Objective:
Using the material that follows, identify and copy each line with the string "Kontoauszüge".

Recorded data
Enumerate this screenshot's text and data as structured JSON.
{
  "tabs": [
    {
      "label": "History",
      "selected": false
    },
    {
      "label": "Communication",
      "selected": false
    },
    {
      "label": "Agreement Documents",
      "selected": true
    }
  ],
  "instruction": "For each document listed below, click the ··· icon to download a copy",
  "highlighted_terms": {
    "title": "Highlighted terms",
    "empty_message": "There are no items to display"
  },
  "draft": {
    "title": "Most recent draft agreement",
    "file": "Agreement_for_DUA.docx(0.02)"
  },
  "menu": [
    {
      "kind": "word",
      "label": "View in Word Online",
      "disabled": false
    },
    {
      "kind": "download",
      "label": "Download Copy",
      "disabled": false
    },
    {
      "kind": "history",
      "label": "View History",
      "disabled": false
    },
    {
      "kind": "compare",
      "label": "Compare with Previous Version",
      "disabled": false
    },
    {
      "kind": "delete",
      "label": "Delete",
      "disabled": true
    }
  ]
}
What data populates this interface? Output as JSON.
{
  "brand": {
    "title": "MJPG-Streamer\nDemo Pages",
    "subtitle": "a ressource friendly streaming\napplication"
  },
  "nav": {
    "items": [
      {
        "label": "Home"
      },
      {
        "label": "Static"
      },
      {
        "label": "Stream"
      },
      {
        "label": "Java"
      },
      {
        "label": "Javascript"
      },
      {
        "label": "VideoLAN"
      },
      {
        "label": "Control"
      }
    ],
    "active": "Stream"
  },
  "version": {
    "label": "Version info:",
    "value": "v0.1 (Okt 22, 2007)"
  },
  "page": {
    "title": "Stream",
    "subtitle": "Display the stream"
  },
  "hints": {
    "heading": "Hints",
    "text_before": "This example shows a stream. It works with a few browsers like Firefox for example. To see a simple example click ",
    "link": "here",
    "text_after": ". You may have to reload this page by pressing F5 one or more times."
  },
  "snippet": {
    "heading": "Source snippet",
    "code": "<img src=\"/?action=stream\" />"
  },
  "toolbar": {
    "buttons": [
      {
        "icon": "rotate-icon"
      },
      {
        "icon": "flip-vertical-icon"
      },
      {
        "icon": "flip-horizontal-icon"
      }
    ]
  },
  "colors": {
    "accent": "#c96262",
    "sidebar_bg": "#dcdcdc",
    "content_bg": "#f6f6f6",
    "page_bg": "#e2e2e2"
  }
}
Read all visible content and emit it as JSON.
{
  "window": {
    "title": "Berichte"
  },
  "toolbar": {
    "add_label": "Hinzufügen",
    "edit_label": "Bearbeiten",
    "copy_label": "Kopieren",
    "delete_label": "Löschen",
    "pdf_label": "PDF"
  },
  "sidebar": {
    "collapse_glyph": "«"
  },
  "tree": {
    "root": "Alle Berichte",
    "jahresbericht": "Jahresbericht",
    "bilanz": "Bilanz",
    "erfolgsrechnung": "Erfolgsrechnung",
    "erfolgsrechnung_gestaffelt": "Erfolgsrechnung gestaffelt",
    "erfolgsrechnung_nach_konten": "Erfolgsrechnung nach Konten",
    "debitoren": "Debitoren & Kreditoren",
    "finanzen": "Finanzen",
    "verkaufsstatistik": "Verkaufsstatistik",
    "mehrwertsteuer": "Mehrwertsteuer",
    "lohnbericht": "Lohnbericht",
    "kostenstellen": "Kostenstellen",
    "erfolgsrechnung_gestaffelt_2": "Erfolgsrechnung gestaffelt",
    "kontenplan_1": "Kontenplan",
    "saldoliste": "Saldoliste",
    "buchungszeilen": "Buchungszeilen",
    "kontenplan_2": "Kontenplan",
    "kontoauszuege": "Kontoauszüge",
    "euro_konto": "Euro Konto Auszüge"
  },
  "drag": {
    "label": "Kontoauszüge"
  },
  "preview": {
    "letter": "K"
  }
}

Written solution:
    "kontoauszuege": "Kontoauszüge",
    "label": "Kontoauszüge"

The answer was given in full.